▶ **Work to be completed**
From the piece on silence in youth ministry, extract everything from "That question could" down to "for young people.".

Being silent in action
Stivel Toloza, SJ - Director, The Ignatian Youth Network, Province of
Colombia
[From “Jesuits 2022 - The Society of Jesus in the world”]
Reviving youth ministry through an experience of silence, contemplation and action.
Missionary youth work today is no mere fad triggered by the explosion of social media. Nor does it exist because Pope Francis, by dint of decisiveness and creativity, has potentially inspired the whole Church to notice the young faces in our faith community and the whole world. Neither is it a trend because one of the Society of Jesus’s Universal Apostolic Preferences concerns young people. No! Of course not! This call from God for us to share our mission with young people is far from a passing trend likely to vanish at the first hurdle.
In this sense, the 2021-2022 Ignatian Year, seen
in the light of its motto “To see all things new in Christ” entails an
interesting challenge for the Ignatian Youth Network in Colombia. It’s a
challenge that links it to the group dynamics that may arise with young people
in numerous Provinces worldwide. Given this context, let us explore the
following question: how can the Ignatian Year and its invitation to see all
things new in Christ, shed light on youth ministry?
That question could be answered from many different perspectives. It could even bring us to a crossroads which requires a far broader kind of reflection. On behalf of the Ignatian Youth Network, however, we would like to share one response that relates to the place that experiences of silence occupy in the life of the young people who take part in our pastoral youth ministry.
Broadly speaking, many young people associate silence with boredom, monks and monasteries. You only have to look at how challenging it can be to suggest a time of silent prayer during the retreats we offer young people in our educational establishments. Increasingly, we have to turn to films, games, both educational and spiritual, etc., to ensure that the retreats are not “boring” and therefore lose any appeal for young people.
Of course I’m not for a moment questioning the
importance these more didactic strategies have in helping young people to
encounter their Creator, since all such methods can turn into useful resources
for this purpose. However, I think it is worth considering the use of silence
and its place today in young people’s spiritual journeys, and how such careful listening can end up being and
continue to be an element in young people’s lives that may galvanise their own
personal conversion and then trigger their firm and courageous commitment to
transforming the world.

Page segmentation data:
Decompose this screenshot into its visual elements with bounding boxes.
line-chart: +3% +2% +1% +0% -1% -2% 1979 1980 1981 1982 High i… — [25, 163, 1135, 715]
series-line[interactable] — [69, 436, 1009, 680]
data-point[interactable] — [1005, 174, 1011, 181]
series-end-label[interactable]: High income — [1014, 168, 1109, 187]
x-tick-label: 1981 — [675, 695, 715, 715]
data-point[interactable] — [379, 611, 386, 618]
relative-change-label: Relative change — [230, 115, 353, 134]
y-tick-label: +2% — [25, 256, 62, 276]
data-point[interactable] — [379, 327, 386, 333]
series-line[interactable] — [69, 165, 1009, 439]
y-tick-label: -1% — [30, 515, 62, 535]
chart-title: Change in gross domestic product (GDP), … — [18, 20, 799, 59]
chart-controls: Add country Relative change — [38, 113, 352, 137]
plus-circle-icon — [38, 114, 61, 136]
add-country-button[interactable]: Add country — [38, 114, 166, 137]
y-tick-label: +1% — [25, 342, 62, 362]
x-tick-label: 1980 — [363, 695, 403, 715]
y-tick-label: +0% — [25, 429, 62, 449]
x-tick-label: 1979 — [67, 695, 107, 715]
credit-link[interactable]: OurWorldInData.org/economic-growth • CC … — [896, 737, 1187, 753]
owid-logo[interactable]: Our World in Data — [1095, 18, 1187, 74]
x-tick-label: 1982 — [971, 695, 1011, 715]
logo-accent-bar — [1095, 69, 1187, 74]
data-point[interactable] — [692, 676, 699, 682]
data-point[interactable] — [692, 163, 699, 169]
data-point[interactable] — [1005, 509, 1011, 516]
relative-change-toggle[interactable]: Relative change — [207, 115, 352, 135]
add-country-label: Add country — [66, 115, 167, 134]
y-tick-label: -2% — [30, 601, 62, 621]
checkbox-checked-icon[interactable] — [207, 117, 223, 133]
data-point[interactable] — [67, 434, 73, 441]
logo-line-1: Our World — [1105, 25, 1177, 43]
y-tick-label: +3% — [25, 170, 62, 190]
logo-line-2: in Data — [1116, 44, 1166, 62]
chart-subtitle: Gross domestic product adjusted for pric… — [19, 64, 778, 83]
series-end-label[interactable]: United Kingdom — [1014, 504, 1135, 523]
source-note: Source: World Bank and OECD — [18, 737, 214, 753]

▶ **Answer space**
That question could be answered from many different perspectives. It could even bring us to a crossroads which requires a far broader kind of reflection. On behalf of the Ignatian Youth Network, however, we would like to share one response that relates to the place that experiences of silence occupy in the life of the young people who take part in our pastoral youth ministry.
Broadly speaking, many young people associate silence with boredom, monks and monasteries. You only have to look at how challenging it can be to suggest a time of silent prayer during the retreats we offer young people in our educational establishments. Increasingly, we have to turn to films, games, both educational and spiritual, etc., to ensure that the retreats are not “boring” and therefore lose any appeal for young people.